• Directions: Give the number of lines in this listing that contain "entrando", with no other words.

• Records shown:
^^^^

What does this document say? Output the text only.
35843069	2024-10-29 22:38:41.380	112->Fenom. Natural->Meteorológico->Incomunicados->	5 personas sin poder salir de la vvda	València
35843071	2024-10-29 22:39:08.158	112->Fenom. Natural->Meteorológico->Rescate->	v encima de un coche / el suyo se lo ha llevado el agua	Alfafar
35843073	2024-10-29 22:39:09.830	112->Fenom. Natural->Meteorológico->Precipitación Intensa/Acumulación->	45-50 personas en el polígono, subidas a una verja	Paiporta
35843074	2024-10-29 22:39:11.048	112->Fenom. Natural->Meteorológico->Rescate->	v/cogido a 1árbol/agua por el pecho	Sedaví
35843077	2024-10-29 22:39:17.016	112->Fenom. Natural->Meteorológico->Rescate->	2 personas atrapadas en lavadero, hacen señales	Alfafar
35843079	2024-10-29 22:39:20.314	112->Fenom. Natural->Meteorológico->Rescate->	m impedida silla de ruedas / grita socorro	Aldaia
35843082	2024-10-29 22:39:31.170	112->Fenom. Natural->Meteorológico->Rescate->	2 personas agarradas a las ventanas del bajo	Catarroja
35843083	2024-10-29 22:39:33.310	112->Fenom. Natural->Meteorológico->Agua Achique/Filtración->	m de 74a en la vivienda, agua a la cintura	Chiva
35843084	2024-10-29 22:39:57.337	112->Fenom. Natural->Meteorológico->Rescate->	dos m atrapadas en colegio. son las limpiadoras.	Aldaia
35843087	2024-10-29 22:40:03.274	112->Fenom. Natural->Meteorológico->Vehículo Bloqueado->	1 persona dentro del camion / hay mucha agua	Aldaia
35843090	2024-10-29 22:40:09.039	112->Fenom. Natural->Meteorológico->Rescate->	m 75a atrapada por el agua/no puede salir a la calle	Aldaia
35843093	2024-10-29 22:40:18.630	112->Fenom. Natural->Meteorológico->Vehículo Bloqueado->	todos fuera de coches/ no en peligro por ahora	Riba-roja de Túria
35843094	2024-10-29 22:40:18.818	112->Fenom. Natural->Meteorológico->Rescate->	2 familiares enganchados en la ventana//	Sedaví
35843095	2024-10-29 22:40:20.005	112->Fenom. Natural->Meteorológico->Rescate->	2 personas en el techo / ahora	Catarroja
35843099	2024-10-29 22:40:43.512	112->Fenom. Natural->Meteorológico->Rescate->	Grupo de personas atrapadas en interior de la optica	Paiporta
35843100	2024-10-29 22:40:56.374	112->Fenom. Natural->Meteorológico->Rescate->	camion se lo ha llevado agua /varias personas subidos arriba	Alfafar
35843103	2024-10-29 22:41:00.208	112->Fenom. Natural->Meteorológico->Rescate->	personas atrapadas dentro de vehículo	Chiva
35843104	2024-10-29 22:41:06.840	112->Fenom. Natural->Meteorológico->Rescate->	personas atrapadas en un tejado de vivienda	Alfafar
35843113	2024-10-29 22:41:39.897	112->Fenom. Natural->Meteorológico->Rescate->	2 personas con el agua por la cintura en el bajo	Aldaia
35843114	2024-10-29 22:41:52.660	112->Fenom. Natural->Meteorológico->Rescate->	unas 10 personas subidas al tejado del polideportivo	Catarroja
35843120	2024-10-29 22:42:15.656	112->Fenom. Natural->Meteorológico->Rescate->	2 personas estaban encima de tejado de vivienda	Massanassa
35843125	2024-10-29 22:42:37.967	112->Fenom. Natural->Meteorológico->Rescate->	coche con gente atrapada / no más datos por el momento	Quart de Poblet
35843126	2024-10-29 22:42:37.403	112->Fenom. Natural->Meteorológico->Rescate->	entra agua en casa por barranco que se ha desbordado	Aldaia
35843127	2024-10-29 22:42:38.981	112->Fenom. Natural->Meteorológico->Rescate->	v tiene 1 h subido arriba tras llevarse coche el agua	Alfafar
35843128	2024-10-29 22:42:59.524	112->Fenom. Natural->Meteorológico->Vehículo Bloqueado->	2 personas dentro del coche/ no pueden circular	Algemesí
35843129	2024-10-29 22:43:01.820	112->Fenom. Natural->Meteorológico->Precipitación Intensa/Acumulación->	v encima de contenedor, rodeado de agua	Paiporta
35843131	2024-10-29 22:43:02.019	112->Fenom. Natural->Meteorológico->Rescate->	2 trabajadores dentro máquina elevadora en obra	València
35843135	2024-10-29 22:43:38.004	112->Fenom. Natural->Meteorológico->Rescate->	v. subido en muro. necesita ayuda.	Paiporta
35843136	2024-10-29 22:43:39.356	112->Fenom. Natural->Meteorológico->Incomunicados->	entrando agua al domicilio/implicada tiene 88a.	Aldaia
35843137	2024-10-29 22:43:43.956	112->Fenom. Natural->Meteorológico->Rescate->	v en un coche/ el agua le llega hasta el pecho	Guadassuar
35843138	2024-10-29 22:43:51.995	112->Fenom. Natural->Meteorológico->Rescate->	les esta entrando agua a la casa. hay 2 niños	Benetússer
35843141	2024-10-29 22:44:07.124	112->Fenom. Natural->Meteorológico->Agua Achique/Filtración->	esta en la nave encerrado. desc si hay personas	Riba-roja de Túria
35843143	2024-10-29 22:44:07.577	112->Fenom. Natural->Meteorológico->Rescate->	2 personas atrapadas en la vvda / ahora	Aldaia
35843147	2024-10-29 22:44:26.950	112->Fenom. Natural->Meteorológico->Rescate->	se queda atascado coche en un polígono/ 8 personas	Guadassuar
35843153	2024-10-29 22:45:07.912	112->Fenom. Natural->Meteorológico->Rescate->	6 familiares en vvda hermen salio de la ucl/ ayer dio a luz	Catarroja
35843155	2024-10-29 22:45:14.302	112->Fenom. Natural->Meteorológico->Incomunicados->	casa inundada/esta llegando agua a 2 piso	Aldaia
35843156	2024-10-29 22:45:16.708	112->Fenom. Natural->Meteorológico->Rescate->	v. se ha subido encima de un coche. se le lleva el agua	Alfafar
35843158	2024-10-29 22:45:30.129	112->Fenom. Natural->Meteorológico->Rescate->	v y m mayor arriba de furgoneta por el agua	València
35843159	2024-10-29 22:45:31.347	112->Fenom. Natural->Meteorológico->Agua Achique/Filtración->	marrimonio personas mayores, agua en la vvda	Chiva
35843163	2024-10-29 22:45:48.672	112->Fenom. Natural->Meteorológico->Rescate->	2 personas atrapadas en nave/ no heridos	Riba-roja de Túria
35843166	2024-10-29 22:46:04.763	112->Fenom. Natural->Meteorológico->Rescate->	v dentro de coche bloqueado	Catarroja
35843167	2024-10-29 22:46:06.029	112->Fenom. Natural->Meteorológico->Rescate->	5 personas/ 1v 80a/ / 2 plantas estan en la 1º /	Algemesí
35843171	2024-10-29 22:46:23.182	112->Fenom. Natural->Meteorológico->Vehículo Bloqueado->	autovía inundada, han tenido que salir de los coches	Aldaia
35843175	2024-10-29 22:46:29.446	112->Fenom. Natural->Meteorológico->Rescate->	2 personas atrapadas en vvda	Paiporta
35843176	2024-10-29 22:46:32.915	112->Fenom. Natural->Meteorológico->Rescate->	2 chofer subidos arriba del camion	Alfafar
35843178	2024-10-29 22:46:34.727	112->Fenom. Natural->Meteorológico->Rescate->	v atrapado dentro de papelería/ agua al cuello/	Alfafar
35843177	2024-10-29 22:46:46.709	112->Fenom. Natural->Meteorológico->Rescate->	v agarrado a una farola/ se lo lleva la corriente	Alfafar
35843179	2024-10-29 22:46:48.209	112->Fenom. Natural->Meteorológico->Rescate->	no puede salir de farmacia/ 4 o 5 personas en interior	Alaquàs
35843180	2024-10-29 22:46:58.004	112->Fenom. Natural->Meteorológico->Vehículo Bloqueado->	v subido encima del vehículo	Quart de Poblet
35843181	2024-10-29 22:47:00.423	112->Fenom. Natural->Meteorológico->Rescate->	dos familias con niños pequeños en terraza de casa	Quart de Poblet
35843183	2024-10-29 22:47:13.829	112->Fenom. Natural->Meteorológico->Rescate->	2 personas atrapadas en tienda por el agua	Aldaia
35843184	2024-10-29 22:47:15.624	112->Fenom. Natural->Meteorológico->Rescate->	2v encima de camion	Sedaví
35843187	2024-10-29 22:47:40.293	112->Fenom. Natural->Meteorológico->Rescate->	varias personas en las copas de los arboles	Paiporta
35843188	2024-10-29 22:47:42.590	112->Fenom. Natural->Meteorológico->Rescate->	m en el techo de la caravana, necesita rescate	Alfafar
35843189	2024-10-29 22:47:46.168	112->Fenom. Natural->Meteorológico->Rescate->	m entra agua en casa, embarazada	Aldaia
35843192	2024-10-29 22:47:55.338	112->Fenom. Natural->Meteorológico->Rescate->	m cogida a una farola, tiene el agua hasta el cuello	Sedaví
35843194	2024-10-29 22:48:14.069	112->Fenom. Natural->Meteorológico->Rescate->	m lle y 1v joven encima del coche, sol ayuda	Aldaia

^^^^

• Answer below: 2